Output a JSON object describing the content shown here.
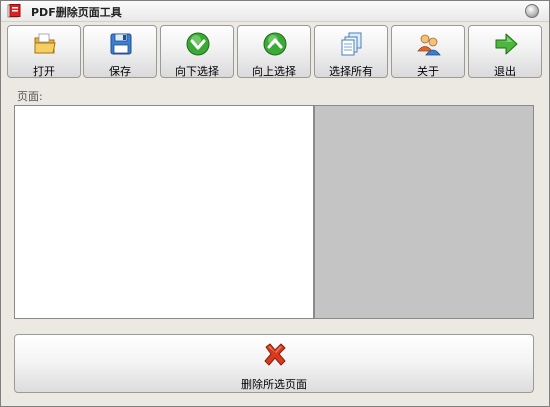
{
  "window": {
    "title": "PDF删除页面工具"
  },
  "toolbar": {
    "buttons": [
      {
        "label": "打开",
        "icon": "folder-icon"
      },
      {
        "label": "保存",
        "icon": "floppy-disk-icon"
      },
      {
        "label": "向下选择",
        "icon": "arrow-down-circle-icon"
      },
      {
        "label": "向上选择",
        "icon": "arrow-up-circle-icon"
      },
      {
        "label": "选择所有",
        "icon": "documents-icon"
      },
      {
        "label": "关于",
        "icon": "users-icon"
      },
      {
        "label": "退出",
        "icon": "arrow-right-icon"
      }
    ]
  },
  "main": {
    "pages_label": "页面:"
  },
  "footer": {
    "delete_label": "删除所选页面",
    "delete_icon": "red-x-icon"
  },
  "colors": {
    "window_bg": "#ece9e3",
    "preview_bg": "#c4c4c4",
    "accent_green": "#3aa935",
    "delete_red": "#d83a1f"
  }
}
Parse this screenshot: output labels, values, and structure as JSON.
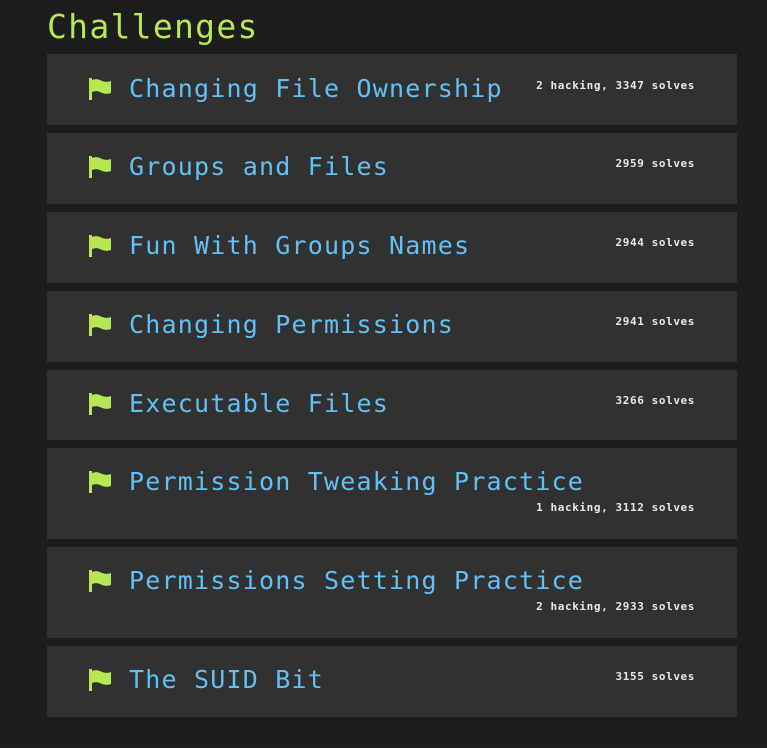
{
  "section": {
    "title": "Challenges"
  },
  "challenges": [
    {
      "title": "Changing File Ownership",
      "solves": "2 hacking, 3347 solves"
    },
    {
      "title": "Groups and Files",
      "solves": "2959 solves"
    },
    {
      "title": "Fun With Groups Names",
      "solves": "2944 solves"
    },
    {
      "title": "Changing Permissions",
      "solves": "2941 solves"
    },
    {
      "title": "Executable Files",
      "solves": "3266 solves"
    },
    {
      "title": "Permission Tweaking Practice",
      "solves": "1 hacking, 3112 solves"
    },
    {
      "title": "Permissions Setting Practice",
      "solves": "2 hacking, 2933 solves"
    },
    {
      "title": "The SUID Bit",
      "solves": "3155 solves"
    }
  ],
  "colors": {
    "accent": "#b5e853",
    "link": "#63c0f5",
    "card": "#313131",
    "background": "#1c1c1c"
  },
  "icons": {
    "challenge": "flag-icon"
  }
}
════
§ SET EXERCISE
Keep only the lines that hold the string "hacking", and copy them out.

§ RESULT FOR THIS TASK
      "solves": "2 hacking, 3347 solves"
      "solves": "1 hacking, 3112 solves"
      "solves": "2 hacking, 2933 solves"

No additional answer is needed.